What you need to do:
Print all the entries verbatim.

——————————

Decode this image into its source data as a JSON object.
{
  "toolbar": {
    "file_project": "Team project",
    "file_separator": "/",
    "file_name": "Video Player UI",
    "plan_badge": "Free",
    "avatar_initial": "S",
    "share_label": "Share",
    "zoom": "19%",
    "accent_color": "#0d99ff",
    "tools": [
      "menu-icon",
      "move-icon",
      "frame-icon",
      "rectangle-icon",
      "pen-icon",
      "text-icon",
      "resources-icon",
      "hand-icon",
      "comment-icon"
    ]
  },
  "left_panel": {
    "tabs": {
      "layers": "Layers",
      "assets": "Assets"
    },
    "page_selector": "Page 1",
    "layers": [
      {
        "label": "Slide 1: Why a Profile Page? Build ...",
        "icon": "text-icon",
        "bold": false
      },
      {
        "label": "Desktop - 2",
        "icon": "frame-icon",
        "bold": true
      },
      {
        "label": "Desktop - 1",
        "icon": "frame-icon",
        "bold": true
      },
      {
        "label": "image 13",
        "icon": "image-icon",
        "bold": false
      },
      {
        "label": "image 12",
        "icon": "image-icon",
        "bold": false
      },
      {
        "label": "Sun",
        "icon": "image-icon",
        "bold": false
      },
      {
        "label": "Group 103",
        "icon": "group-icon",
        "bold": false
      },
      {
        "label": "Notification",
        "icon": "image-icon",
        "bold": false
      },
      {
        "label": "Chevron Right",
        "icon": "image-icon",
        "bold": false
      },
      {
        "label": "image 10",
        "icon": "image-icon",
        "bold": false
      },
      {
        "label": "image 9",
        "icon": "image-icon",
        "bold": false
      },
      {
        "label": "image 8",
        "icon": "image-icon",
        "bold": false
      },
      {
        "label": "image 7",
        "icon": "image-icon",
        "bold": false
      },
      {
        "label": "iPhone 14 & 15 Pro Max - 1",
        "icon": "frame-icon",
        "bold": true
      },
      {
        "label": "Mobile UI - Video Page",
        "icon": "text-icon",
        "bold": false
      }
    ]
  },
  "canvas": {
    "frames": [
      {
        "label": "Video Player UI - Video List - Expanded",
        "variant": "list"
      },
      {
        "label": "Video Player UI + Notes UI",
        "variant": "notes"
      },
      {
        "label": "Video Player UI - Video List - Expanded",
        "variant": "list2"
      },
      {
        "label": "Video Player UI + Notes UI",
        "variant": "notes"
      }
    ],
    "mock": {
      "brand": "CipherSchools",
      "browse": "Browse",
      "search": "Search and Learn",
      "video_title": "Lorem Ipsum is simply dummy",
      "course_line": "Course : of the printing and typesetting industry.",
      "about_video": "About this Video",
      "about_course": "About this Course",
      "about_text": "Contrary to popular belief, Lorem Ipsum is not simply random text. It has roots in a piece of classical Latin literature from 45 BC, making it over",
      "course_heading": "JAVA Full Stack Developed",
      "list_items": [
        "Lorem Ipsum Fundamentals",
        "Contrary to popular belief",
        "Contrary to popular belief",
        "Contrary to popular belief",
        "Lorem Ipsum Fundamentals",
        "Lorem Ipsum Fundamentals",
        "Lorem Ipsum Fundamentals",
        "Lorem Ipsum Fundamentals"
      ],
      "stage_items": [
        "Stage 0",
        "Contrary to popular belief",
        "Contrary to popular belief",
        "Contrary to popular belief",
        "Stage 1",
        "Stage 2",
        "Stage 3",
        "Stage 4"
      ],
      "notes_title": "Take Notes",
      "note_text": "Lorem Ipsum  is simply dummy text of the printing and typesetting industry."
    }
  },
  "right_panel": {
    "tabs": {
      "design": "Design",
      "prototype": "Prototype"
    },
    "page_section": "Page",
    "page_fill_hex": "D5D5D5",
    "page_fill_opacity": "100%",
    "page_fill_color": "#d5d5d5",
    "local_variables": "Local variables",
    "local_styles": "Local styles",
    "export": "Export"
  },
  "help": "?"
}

——————————

Solution to the exercise:
Decode this image into its source data as a JSON object.
{
  "toolbar": {
    "file_project": "Team project",
    "file_separator": "/",
    "file_name": "Video Player UI",
    "plan_badge": "Free",
    "avatar_initial": "S",
    "share_label": "Share",
    "zoom": "19%",
    "accent_color": "#0d99ff",
    "tools": [
      "menu-icon",
      "move-icon",
      "frame-icon",
      "rectangle-icon",
      "pen-icon",
      "text-icon",
      "resources-icon",
      "hand-icon",
      "comment-icon"
    ]
  },
  "left_panel": {
    "tabs": {
      "layers": "Layers",
      "assets": "Assets"
    },
    "page_selector": "Page 1",
    "layers": [
      {
        "label": "Slide 1: Why a Profile Page? Build ...",
        "icon": "text-icon",
        "bold": false
      },
      {
        "label": "Desktop - 2",
        "icon": "frame-icon",
        "bold": true
      },
      {
        "label": "Desktop - 1",
        "icon": "frame-icon",
        "bold": true
      },
      {
        "label": "image 13",
        "icon": "image-icon",
        "bold": false
      },
      {
        "label": "image 12",
        "icon": "image-icon",
        "bold": false
      },
      {
        "label": "Sun",
        "icon": "image-icon",
        "bold": false
      },
      {
        "label": "Group 103",
        "icon": "group-icon",
        "bold": false
      },
      {
        "label": "Notification",
        "icon": "image-icon",
        "bold": false
      },
      {
        "label": "Chevron Right",
        "icon": "image-icon",
        "bold": false
      },
      {
        "label": "image 10",
        "icon": "image-icon",
        "bold": false
      },
      {
        "label": "image 9",
        "icon": "image-icon",
        "bold": false
      },
      {
        "label": "image 8",
        "icon": "image-icon",
        "bold": false
      },
      {
        "label": "image 7",
        "icon": "image-icon",
        "bold": false
      },
      {
        "label": "iPhone 14 & 15 Pro Max - 1",
        "icon": "frame-icon",
        "bold": true
      },
      {
        "label": "Mobile UI - Video Page",
        "icon": "text-icon",
        "bold": false
      }
    ]
  },
  "canvas": {
    "frames": [
      {
        "label": "Video Player UI - Video List - Expanded",
        "variant": "list"
      },
      {
        "label": "Video Player UI + Notes UI",
        "variant": "notes"
      },
      {
        "label": "Video Player UI - Video List - Expanded",
        "variant": "list2"
      },
      {
        "label": "Video Player UI + Notes UI",
        "variant": "notes"
      }
    ],
    "mock": {
      "brand": "CipherSchools",
      "browse": "Browse",
      "search": "Search and Learn",
      "video_title": "Lorem Ipsum is simply dummy",
      "course_line": "Course : of the printing and typesetting industry.",
      "about_video": "About this Video",
      "about_course": "About this Course",
      "about_text": "Contrary to popular belief, Lorem Ipsum is not simply random text. It has roots in a piece of classical Latin literature from 45 BC, making it over",
      "course_heading": "JAVA Full Stack Developed",
      "list_items": [
        "Lorem Ipsum Fundamentals",
        "Contrary to popular belief",
        "Contrary to popular belief",
        "Contrary to popular belief",
        "Lorem Ipsum Fundamentals",
        "Lorem Ipsum Fundamentals",
        "Lorem Ipsum Fundamentals",
        "Lorem Ipsum Fundamentals"
      ],
      "stage_items": [
        "Stage 0",
        "Contrary to popular belief",
        "Contrary to popular belief",
        "Contrary to popular belief",
        "Stage 1",
        "Stage 2",
        "Stage 3",
        "Stage 4"
      ],
      "notes_title": "Take Notes",
      "note_text": "Lorem Ipsum  is simply dummy text of the printing and typesetting industry."
    }
  },
  "right_panel": {
    "tabs": {
      "design": "Design",
      "prototype": "Prototype"
    },
    "page_section": "Page",
    "page_fill_hex": "D5D5D5",
    "page_fill_opacity": "100%",
    "page_fill_color": "#d5d5d5",
    "local_variables": "Local variables",
    "local_styles": "Local styles",
    "export": "Export"
  },
  "help": "?"
}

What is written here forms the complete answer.